:: Testo fornito ::

HomeEsteroInaugurata a Rabat La Torre Mohammed VI, nuova icona della modernità marocchina

Inaugurata a Rabat La Torre Mohammed VI, nuova icona della modernità marocchina

RABAT (MAROCCO) (ITALPRESS) – La Torre Mohammed VI domina oggi sullo skyline della capitale del Regno del Marocco, Rabat, e della sua città gemella, l’antica Salé. La struttura recentemente inaugurata in nome di S.M. il re Mohammed VI da S.A.R. il principe ereditario Moulay Hassan, è una delle torri più alte del continente africano.

La sua realizzazione è stata avviata dall’imprenditore marocchino Othman Benjelloun, presidente e fondatore di O Capital Group, uno dei principali protagonisti dell’economia marocchina, mentre la gestione del progetto è stata affidata alla sua controllata O Tower. Situata nel cuore della valle dell’oued Bouregreg, nei pressi della foce del fiume le cui acque scorrono dalle montagne del Medio Atlante fino all’Oceano Atlantico, la torre rappresenta un progetto di grande portata, frutto di quasi otto anni di lavori di un cantiere imponente e del meticoloso contributo dei più talentuosi professionisti marocchini e internazionali.

:::
:: Estratti dei dati ::

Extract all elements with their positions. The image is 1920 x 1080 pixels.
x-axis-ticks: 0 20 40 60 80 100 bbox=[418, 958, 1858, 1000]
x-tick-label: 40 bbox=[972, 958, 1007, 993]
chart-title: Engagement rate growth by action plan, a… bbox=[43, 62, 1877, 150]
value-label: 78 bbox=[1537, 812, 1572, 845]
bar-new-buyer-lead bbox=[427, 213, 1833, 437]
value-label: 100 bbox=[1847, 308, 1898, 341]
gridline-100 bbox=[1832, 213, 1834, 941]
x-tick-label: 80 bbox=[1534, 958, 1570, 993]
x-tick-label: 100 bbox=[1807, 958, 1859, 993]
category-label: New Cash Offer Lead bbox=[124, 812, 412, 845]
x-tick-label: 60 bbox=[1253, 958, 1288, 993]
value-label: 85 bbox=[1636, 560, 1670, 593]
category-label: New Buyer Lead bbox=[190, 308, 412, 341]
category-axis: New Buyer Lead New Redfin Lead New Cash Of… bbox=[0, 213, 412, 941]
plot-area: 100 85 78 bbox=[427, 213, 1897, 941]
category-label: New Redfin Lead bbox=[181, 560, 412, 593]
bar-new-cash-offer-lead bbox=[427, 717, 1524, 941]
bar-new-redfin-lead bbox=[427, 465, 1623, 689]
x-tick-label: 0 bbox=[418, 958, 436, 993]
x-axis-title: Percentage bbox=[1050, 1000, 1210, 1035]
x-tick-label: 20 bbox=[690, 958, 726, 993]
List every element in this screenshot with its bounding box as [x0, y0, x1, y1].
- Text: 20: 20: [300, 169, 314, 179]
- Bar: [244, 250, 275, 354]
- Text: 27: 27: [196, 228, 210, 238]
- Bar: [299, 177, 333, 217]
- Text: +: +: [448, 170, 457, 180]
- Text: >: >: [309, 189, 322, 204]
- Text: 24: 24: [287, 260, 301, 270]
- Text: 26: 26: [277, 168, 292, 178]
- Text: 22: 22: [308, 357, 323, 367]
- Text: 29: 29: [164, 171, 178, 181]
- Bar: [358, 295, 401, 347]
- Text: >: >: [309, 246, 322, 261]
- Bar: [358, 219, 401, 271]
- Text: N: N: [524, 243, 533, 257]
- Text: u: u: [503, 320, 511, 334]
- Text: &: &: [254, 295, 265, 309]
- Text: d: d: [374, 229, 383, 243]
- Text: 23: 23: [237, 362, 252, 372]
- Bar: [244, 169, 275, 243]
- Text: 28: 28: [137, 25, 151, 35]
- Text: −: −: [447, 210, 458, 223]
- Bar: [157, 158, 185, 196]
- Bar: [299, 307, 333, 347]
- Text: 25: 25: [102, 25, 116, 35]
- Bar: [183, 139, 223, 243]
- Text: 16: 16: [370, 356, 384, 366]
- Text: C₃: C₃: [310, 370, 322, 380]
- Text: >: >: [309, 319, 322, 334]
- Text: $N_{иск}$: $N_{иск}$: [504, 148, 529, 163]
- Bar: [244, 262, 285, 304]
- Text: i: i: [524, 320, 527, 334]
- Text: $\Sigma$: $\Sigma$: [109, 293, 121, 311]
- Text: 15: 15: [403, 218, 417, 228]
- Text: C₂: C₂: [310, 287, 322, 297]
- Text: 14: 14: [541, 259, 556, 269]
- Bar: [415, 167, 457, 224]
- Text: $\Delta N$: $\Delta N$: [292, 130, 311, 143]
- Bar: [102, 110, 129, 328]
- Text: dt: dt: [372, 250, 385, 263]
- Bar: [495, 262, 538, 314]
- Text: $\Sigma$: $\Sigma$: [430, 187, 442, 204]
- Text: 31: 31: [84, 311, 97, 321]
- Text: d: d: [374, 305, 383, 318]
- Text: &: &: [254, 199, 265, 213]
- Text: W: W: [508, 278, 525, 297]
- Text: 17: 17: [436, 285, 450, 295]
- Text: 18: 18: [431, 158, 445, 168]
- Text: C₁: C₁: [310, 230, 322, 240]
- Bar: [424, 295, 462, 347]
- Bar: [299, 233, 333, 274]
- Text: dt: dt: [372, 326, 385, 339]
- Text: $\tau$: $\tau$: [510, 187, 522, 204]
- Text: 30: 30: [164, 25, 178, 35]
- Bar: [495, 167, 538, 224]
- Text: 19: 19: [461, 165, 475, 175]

:::

» **Consegna**: Scrivi il seguito dell'articolo sulla Torre Mohammed VI, riprendendo subito dopo l'ultima frase riportata. I dati costituiscono materiale a sé, distinto dall'articolo sulla Torre Mohammed VI.

» **Esito del compito**:
La progettazione della Torre è stata affidata allo studio di architettura madrileno Rafael de La-Hoz Arquitectos, noto per numerose opere di rilievo a livello internazionale, in collaborazione con l’architetto marocchino Hakim Benjelloun. Il design trae ispirazione da un viaggio compiuto da Othman Benjelloun nel 1969, quando fu invitato dalla NASA ad assistere a una simulazione di volo in preparazione del lancio dell’Apollo 12 verso la Luna. Da questa esperienza particolarmente significativa nacque un sogno destinato a prendere forma mezzo secolo dopo: quello di una torre le cui linee evocassero la sagoma di un razzo sulla sua piattaforma di lancio. La Torre Mohammed VI diviene così simbolo dell’emergere del continente africano e dell’ascesa del Marocco sotto la guida del sovrano Mohammed VI, che ha voluto concedere a questo monumento emblematico l’onore di portare il suo augusto nome.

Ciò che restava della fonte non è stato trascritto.